Data entries:
===

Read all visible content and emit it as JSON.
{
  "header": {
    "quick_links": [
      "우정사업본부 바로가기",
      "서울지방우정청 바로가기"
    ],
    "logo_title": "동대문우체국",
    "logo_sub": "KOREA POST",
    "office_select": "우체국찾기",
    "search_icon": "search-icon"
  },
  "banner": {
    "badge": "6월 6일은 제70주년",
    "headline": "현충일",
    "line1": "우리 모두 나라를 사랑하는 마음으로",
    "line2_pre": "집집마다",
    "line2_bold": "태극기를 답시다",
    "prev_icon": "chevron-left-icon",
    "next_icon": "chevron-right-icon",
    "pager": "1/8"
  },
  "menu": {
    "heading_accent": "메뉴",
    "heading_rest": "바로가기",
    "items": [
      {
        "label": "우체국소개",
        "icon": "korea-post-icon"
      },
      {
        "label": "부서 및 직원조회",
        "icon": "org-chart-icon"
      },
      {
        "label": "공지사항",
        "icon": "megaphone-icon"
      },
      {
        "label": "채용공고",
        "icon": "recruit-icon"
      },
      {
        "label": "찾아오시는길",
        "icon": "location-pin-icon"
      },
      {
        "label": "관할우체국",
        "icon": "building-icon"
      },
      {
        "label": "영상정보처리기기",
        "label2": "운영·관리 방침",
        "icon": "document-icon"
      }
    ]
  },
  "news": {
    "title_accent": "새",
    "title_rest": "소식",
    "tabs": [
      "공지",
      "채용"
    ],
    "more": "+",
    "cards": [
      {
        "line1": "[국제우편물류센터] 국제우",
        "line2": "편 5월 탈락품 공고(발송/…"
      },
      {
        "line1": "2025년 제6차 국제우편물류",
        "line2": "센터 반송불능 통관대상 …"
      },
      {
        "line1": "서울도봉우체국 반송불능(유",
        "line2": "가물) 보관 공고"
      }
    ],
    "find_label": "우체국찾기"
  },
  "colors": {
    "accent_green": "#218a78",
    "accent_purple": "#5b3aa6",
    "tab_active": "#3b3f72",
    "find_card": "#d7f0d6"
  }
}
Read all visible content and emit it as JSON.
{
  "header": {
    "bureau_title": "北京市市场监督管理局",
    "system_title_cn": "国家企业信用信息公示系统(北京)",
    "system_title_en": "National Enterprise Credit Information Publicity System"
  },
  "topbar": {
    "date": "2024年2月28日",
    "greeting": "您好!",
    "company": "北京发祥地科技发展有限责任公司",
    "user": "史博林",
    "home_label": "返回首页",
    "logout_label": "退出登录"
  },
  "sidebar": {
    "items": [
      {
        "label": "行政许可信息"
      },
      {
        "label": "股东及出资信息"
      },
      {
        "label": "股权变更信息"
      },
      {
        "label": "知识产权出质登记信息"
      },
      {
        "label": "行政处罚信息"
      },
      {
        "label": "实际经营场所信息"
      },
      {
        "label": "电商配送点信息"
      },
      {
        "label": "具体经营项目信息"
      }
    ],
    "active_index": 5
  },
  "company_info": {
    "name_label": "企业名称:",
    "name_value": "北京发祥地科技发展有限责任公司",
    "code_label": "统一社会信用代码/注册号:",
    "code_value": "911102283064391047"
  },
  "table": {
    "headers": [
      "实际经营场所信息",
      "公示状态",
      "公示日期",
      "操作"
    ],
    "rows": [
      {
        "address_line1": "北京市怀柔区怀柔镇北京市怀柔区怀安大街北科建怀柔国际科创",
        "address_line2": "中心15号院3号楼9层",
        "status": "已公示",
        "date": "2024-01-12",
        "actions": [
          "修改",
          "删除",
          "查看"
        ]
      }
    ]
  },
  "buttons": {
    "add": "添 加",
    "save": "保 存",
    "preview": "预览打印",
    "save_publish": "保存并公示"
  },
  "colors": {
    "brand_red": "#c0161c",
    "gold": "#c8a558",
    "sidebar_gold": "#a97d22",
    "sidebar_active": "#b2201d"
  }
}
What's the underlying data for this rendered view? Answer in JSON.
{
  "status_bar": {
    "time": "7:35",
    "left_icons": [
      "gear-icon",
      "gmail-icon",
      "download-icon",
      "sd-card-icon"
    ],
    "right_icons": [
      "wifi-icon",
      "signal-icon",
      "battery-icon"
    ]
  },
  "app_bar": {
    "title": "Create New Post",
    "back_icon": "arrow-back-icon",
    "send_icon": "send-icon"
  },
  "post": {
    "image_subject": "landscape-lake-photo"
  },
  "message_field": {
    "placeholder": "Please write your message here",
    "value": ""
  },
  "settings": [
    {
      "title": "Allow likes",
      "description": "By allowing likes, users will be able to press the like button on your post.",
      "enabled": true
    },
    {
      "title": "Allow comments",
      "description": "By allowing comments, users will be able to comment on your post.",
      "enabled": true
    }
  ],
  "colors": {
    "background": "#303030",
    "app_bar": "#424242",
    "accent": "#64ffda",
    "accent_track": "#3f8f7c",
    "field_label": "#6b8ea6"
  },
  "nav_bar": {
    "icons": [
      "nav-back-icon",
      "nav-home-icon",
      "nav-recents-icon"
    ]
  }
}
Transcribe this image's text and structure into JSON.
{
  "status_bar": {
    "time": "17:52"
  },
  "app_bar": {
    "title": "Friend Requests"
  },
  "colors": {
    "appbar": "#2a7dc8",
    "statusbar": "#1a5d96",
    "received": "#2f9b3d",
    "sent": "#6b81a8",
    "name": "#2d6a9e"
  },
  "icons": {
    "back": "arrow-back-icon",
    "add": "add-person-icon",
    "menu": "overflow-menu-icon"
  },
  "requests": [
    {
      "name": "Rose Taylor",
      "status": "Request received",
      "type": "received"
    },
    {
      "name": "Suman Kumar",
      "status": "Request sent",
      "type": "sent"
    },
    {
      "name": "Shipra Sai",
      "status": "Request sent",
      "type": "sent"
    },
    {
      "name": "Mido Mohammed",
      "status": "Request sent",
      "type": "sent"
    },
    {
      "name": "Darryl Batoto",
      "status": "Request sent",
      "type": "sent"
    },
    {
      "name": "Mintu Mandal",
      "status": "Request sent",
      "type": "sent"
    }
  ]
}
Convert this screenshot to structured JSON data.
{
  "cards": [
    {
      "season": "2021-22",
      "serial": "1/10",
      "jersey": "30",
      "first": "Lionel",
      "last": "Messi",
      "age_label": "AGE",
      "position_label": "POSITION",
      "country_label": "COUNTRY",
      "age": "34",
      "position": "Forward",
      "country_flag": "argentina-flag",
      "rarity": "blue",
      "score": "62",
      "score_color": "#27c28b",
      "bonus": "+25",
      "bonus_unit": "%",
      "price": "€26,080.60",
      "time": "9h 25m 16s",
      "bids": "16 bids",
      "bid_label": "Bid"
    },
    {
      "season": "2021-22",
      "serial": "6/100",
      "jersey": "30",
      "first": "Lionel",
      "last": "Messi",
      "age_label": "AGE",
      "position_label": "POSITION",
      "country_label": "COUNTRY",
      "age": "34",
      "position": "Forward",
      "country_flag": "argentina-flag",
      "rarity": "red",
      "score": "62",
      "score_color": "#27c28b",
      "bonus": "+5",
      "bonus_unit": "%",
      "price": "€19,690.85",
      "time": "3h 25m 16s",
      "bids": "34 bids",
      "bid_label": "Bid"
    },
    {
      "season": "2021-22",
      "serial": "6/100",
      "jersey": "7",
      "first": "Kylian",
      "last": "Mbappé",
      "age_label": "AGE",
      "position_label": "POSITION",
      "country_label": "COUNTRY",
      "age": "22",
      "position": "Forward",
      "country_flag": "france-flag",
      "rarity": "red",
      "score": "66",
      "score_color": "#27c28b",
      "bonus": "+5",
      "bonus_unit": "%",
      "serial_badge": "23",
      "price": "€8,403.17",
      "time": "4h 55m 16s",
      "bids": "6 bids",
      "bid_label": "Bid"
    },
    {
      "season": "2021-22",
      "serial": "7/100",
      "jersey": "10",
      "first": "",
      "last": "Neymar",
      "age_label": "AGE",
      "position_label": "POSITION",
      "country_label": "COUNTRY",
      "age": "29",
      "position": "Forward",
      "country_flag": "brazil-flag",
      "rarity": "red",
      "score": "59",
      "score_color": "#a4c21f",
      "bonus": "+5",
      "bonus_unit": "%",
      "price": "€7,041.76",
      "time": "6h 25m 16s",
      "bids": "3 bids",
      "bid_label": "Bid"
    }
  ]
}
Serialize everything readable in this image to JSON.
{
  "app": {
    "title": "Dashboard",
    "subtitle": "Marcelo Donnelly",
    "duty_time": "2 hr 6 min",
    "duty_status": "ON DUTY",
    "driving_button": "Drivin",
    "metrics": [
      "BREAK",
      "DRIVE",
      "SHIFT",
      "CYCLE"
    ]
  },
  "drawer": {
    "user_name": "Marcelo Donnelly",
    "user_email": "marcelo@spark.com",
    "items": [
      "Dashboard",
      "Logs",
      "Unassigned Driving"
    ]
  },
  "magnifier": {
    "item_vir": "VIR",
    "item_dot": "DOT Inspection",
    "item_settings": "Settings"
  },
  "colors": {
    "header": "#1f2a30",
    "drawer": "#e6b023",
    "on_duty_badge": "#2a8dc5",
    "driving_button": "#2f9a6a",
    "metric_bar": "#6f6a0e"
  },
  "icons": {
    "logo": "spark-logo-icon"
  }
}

===

*PROBLEM STATEMENT*. Find the word "price" in the material, then list each line that holds it.

*FINAL RESULT*.
      "price": "€26,080.60",
      "price": "€19,690.85",
      "price": "€8,403.17",
      "price": "€7,041.76",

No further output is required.